Copy exactly the stretch of lines from the one holding "Give me the" through the last line of the data below, inclusive. Leave out pictures.

(Chart and figure data)
╔══

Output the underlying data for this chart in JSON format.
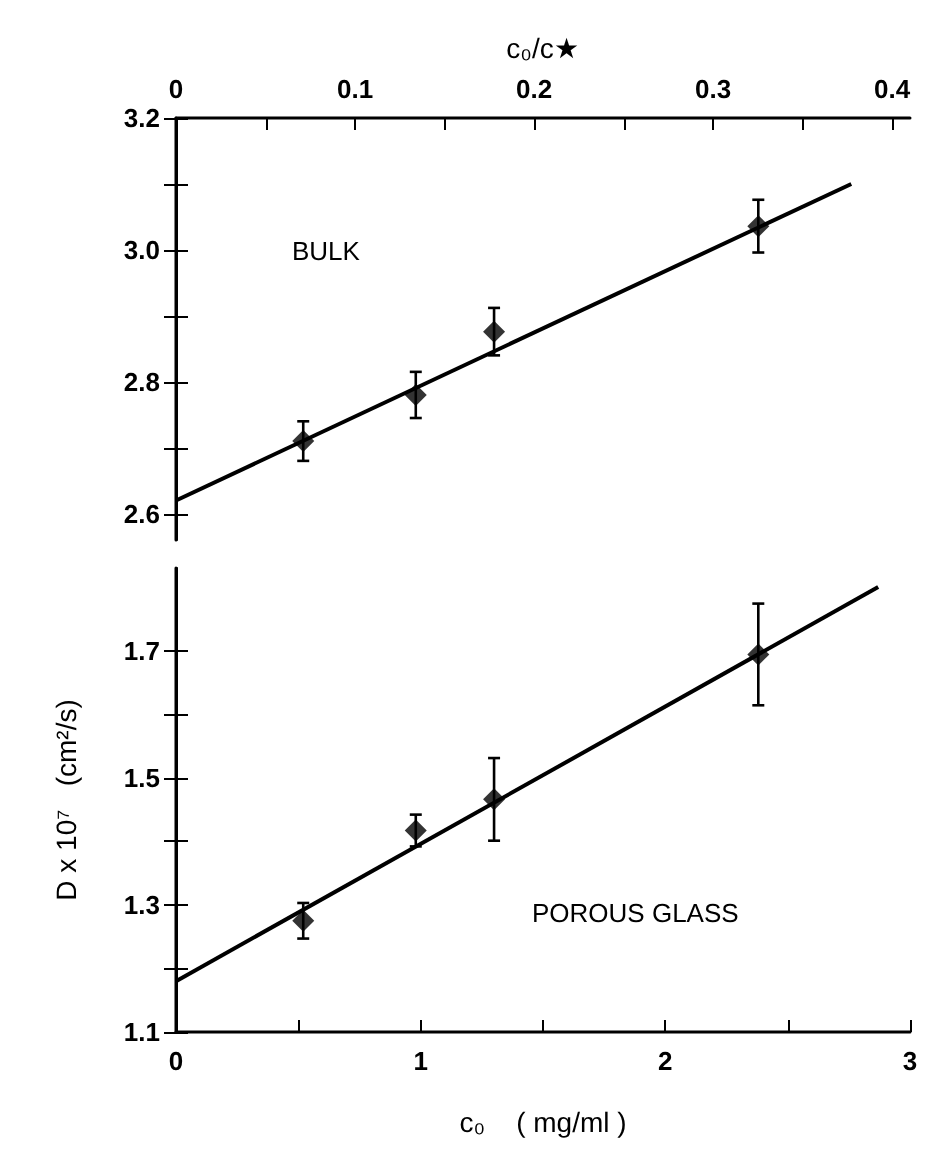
{
  "chart_data": [
    {
      "type": "scatter",
      "x2label": "c₀/c★",
      "xlim": [
        0,
        3
      ],
      "x2lim": [
        0,
        0.41
      ],
      "x2ticks": [
        0,
        {
          "value": 0.05,
          "label": null
        },
        0.1,
        {
          "value": 0.15,
          "label": null
        },
        0.2,
        {
          "value": 0.25,
          "label": null
        },
        0.3,
        {
          "value": 0.35,
          "label": null
        },
        0.4
      ],
      "ylim": [
        2.56,
        3.2
      ],
      "yticks": [
        2.6,
        {
          "value": 2.7,
          "label": null
        },
        2.8,
        {
          "value": 2.9,
          "label": null
        },
        {
          "value": 3,
          "label": "3.0"
        },
        {
          "value": 3.1,
          "label": null
        },
        3.2
      ],
      "tick_labels": "y",
      "annotations": [
        "BULK"
      ],
      "series": [
        {
          "color": "#000000",
          "marker": "diamond",
          "x": [
            0.52,
            0.98,
            1.3,
            2.38
          ],
          "values": [
            2.71,
            2.78,
            2.876,
            3.036
          ],
          "errors": [
            0.03,
            0.035,
            0.036,
            0.04
          ]
        },
        {
          "type": "line",
          "color": "#000000",
          "x": [
            0,
            2.76
          ],
          "values": [
            2.62,
            3.1
          ]
        }
      ]
    },
    {
      "type": "scatter",
      "xlabel": "c₀    ( mg/ml )",
      "ylabel": "D x 10⁷   (cm²/s)",
      "xlim": [
        0,
        3
      ],
      "xticks": [
        0,
        {
          "value": 0.5,
          "label": null
        },
        1,
        {
          "value": 1.5,
          "label": null
        },
        2,
        {
          "value": 2.5,
          "label": null
        },
        3
      ],
      "ylim": [
        1.1,
        1.83
      ],
      "yticks": [
        1.1,
        {
          "value": 1.2,
          "label": null
        },
        1.3,
        {
          "value": 1.4,
          "label": null
        },
        1.5,
        {
          "value": 1.6,
          "label": null
        },
        1.7
      ],
      "annotations": [
        "POROUS GLASS"
      ],
      "series": [
        {
          "color": "#000000",
          "marker": "diamond",
          "x": [
            0.52,
            0.98,
            1.3,
            2.38
          ],
          "values": [
            1.275,
            1.417,
            1.466,
            1.694
          ],
          "errors": [
            0.028,
            0.025,
            0.065,
            0.08
          ]
        },
        {
          "type": "line",
          "color": "#000000",
          "x": [
            0,
            2.87
          ],
          "values": [
            1.18,
            1.8
          ]
        }
      ]
    }
  ]
}
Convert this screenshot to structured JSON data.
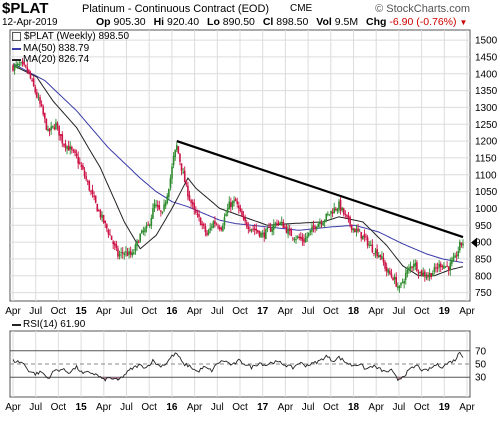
{
  "header": {
    "symbol": "$PLAT",
    "description": "Platinum - Continuous Contract (EOD)",
    "exchange": "CME",
    "date": "12-Apr-2019",
    "op_label": "Op",
    "op_value": "905.30",
    "hi_label": "Hi",
    "hi_value": "920.40",
    "lo_label": "Lo",
    "lo_value": "890.50",
    "cl_label": "Cl",
    "cl_value": "898.50",
    "vol_label": "Vol",
    "vol_value": "9.5M",
    "chg_label": "Chg",
    "chg_value": "-6.90 (-0.76%)",
    "brand": "© StockCharts.com"
  },
  "legend": {
    "price": "$PLAT (Weekly) 898.50",
    "ma50": "MA(50) 838.79",
    "ma20": "MA(20) 826.74",
    "rsi": "RSI(14) 61.90"
  },
  "colors": {
    "up": "#2e8b2e",
    "down": "#cc1144",
    "ma50": "#3a3aa8",
    "ma20": "#222222",
    "trendline": "#000000",
    "grid": "#dcdcdc",
    "rsi_fill": "#b07090",
    "last_price": "#000000"
  },
  "chart_data": [
    {
      "type": "candlestick",
      "period": "weekly",
      "x_tick_labels": [
        "Apr",
        "Jul",
        "Oct",
        "15",
        "Apr",
        "Jul",
        "Oct",
        "16",
        "Apr",
        "Jul",
        "Oct",
        "17",
        "Apr",
        "Jul",
        "Oct",
        "18",
        "Apr",
        "Jul",
        "Oct",
        "19",
        "Apr"
      ],
      "y_tick_labels": [
        "750",
        "800",
        "850",
        "900",
        "950",
        "1000",
        "1050",
        "1100",
        "1150",
        "1200",
        "1250",
        "1300",
        "1350",
        "1400",
        "1450",
        "1500"
      ],
      "ylim": [
        725,
        1530
      ],
      "last_price": 898.5,
      "price_anchors": [
        [
          0,
          1420
        ],
        [
          5,
          1425
        ],
        [
          9,
          1410
        ],
        [
          13,
          1360
        ],
        [
          18,
          1295
        ],
        [
          22,
          1225
        ],
        [
          27,
          1250
        ],
        [
          31,
          1200
        ],
        [
          36,
          1175
        ],
        [
          40,
          1150
        ],
        [
          44,
          1110
        ],
        [
          48,
          1060
        ],
        [
          53,
          1000
        ],
        [
          57,
          960
        ],
        [
          61,
          920
        ],
        [
          66,
          860
        ],
        [
          70,
          870
        ],
        [
          75,
          860
        ],
        [
          80,
          920
        ],
        [
          85,
          945
        ],
        [
          89,
          1010
        ],
        [
          94,
          980
        ],
        [
          99,
          1090
        ],
        [
          101,
          1150
        ],
        [
          103,
          1185
        ],
        [
          106,
          1120
        ],
        [
          109,
          1060
        ],
        [
          114,
          990
        ],
        [
          118,
          960
        ],
        [
          122,
          920
        ],
        [
          126,
          960
        ],
        [
          131,
          945
        ],
        [
          136,
          1010
        ],
        [
          140,
          1020
        ],
        [
          145,
          960
        ],
        [
          149,
          945
        ],
        [
          153,
          935
        ],
        [
          157,
          920
        ],
        [
          162,
          940
        ],
        [
          166,
          960
        ],
        [
          170,
          950
        ],
        [
          174,
          925
        ],
        [
          178,
          915
        ],
        [
          183,
          905
        ],
        [
          187,
          930
        ],
        [
          191,
          955
        ],
        [
          195,
          965
        ],
        [
          200,
          990
        ],
        [
          205,
          1010
        ],
        [
          209,
          975
        ],
        [
          214,
          940
        ],
        [
          218,
          925
        ],
        [
          222,
          905
        ],
        [
          226,
          880
        ],
        [
          231,
          860
        ],
        [
          235,
          815
        ],
        [
          239,
          795
        ],
        [
          243,
          760
        ],
        [
          247,
          805
        ],
        [
          252,
          840
        ],
        [
          256,
          810
        ],
        [
          261,
          800
        ],
        [
          265,
          815
        ],
        [
          269,
          835
        ],
        [
          274,
          825
        ],
        [
          278,
          850
        ],
        [
          281,
          890
        ],
        [
          283,
          899
        ]
      ],
      "ma50_anchors": [
        [
          0,
          1430
        ],
        [
          20,
          1380
        ],
        [
          40,
          1290
        ],
        [
          60,
          1180
        ],
        [
          80,
          1090
        ],
        [
          90,
          1050
        ],
        [
          100,
          1020
        ],
        [
          110,
          1005
        ],
        [
          120,
          985
        ],
        [
          130,
          965
        ],
        [
          140,
          955
        ],
        [
          160,
          945
        ],
        [
          180,
          935
        ],
        [
          200,
          945
        ],
        [
          215,
          950
        ],
        [
          230,
          930
        ],
        [
          245,
          895
        ],
        [
          260,
          865
        ],
        [
          270,
          850
        ],
        [
          283,
          839
        ]
      ],
      "ma20_anchors": [
        [
          0,
          1425
        ],
        [
          15,
          1390
        ],
        [
          25,
          1320
        ],
        [
          40,
          1240
        ],
        [
          55,
          1120
        ],
        [
          70,
          960
        ],
        [
          80,
          880
        ],
        [
          90,
          920
        ],
        [
          100,
          1000
        ],
        [
          110,
          1090
        ],
        [
          115,
          1060
        ],
        [
          130,
          1000
        ],
        [
          145,
          975
        ],
        [
          160,
          950
        ],
        [
          175,
          955
        ],
        [
          195,
          960
        ],
        [
          205,
          975
        ],
        [
          220,
          960
        ],
        [
          235,
          890
        ],
        [
          245,
          830
        ],
        [
          255,
          800
        ],
        [
          265,
          800
        ],
        [
          275,
          818
        ],
        [
          283,
          827
        ]
      ],
      "trendline": {
        "from": [
          103,
          1200
        ],
        "to": [
          283,
          915
        ]
      }
    },
    {
      "type": "line",
      "title": "RSI(14) 61.90",
      "y_tick_labels": [
        "30",
        "50",
        "70"
      ],
      "reference_levels": [
        30,
        50,
        70
      ],
      "ylim": [
        0,
        100
      ],
      "last_value": 61.9,
      "rsi_anchors": [
        [
          0,
          55
        ],
        [
          6,
          52
        ],
        [
          10,
          40
        ],
        [
          14,
          35
        ],
        [
          18,
          38
        ],
        [
          22,
          28
        ],
        [
          26,
          40
        ],
        [
          31,
          42
        ],
        [
          35,
          37
        ],
        [
          40,
          45
        ],
        [
          44,
          35
        ],
        [
          48,
          38
        ],
        [
          53,
          33
        ],
        [
          57,
          26
        ],
        [
          61,
          29
        ],
        [
          66,
          25
        ],
        [
          70,
          33
        ],
        [
          74,
          42
        ],
        [
          79,
          48
        ],
        [
          84,
          45
        ],
        [
          88,
          55
        ],
        [
          92,
          47
        ],
        [
          96,
          50
        ],
        [
          100,
          62
        ],
        [
          103,
          66
        ],
        [
          107,
          50
        ],
        [
          111,
          47
        ],
        [
          116,
          38
        ],
        [
          120,
          45
        ],
        [
          125,
          40
        ],
        [
          129,
          52
        ],
        [
          133,
          55
        ],
        [
          138,
          48
        ],
        [
          142,
          55
        ],
        [
          146,
          50
        ],
        [
          150,
          45
        ],
        [
          155,
          52
        ],
        [
          159,
          48
        ],
        [
          163,
          53
        ],
        [
          168,
          52
        ],
        [
          172,
          48
        ],
        [
          176,
          44
        ],
        [
          180,
          52
        ],
        [
          184,
          48
        ],
        [
          188,
          50
        ],
        [
          193,
          55
        ],
        [
          197,
          62
        ],
        [
          201,
          55
        ],
        [
          205,
          60
        ],
        [
          209,
          53
        ],
        [
          213,
          48
        ],
        [
          218,
          50
        ],
        [
          222,
          42
        ],
        [
          226,
          47
        ],
        [
          230,
          43
        ],
        [
          234,
          38
        ],
        [
          238,
          40
        ],
        [
          242,
          26
        ],
        [
          246,
          33
        ],
        [
          250,
          42
        ],
        [
          254,
          48
        ],
        [
          258,
          39
        ],
        [
          262,
          42
        ],
        [
          266,
          49
        ],
        [
          270,
          46
        ],
        [
          274,
          52
        ],
        [
          278,
          56
        ],
        [
          281,
          68
        ],
        [
          283,
          62
        ]
      ]
    }
  ]
}
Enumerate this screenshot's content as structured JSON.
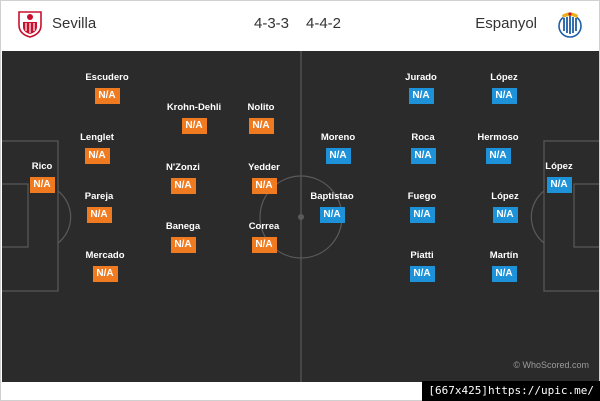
{
  "header": {
    "home_team": "Sevilla",
    "away_team": "Espanyol",
    "home_formation": "4-3-3",
    "away_formation": "4-4-2"
  },
  "players": {
    "home": [
      {
        "name": "Rico",
        "rating": "N/A"
      },
      {
        "name": "Escudero",
        "rating": "N/A"
      },
      {
        "name": "Lenglet",
        "rating": "N/A"
      },
      {
        "name": "Pareja",
        "rating": "N/A"
      },
      {
        "name": "Mercado",
        "rating": "N/A"
      },
      {
        "name": "Krohn-Dehli",
        "rating": "N/A"
      },
      {
        "name": "N'Zonzi",
        "rating": "N/A"
      },
      {
        "name": "Banega",
        "rating": "N/A"
      },
      {
        "name": "Nolito",
        "rating": "N/A"
      },
      {
        "name": "Yedder",
        "rating": "N/A"
      },
      {
        "name": "Correa",
        "rating": "N/A"
      }
    ],
    "away": [
      {
        "name": "López",
        "rating": "N/A"
      },
      {
        "name": "López",
        "rating": "N/A"
      },
      {
        "name": "Hermoso",
        "rating": "N/A"
      },
      {
        "name": "López",
        "rating": "N/A"
      },
      {
        "name": "Martín",
        "rating": "N/A"
      },
      {
        "name": "Jurado",
        "rating": "N/A"
      },
      {
        "name": "Roca",
        "rating": "N/A"
      },
      {
        "name": "Fuego",
        "rating": "N/A"
      },
      {
        "name": "Piatti",
        "rating": "N/A"
      },
      {
        "name": "Moreno",
        "rating": "N/A"
      },
      {
        "name": "Baptistao",
        "rating": "N/A"
      }
    ]
  },
  "watermark": "© WhoScored.com",
  "footer_tag": "[667x425]https://upic.me/",
  "colors": {
    "home_rating": "#f07a1f",
    "away_rating": "#1d92d8",
    "pitch": "#2b2b2b",
    "lines": "#5a5a5a"
  },
  "icons": {
    "home_crest": "sevilla-crest-icon",
    "away_crest": "espanyol-crest-icon"
  }
}
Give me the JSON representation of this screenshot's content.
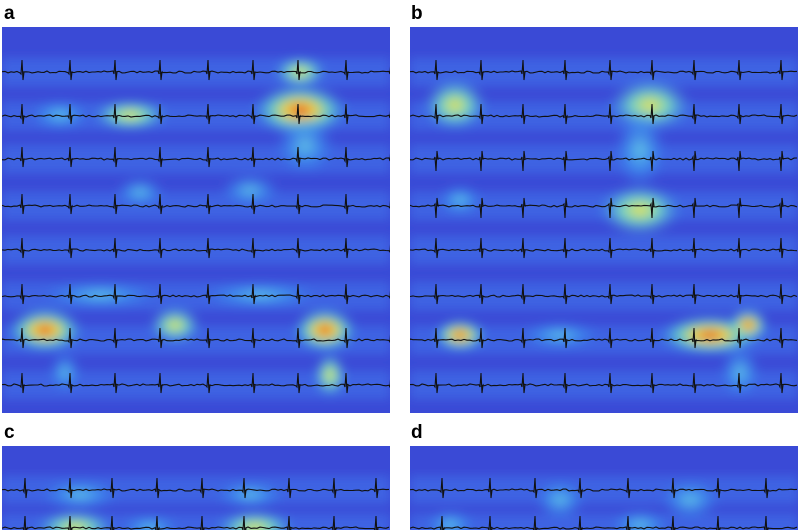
{
  "panels": [
    {
      "label": "a"
    },
    {
      "label": "b"
    },
    {
      "label": "c"
    },
    {
      "label": "d"
    }
  ]
}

╚══

[Output for this task]:
Give me the JSON representation of this screenshot's content.
{
  "panels": [
    {
      "label": "a"
    },
    {
      "label": "b"
    },
    {
      "label": "c"
    },
    {
      "label": "d"
    }
  ]
}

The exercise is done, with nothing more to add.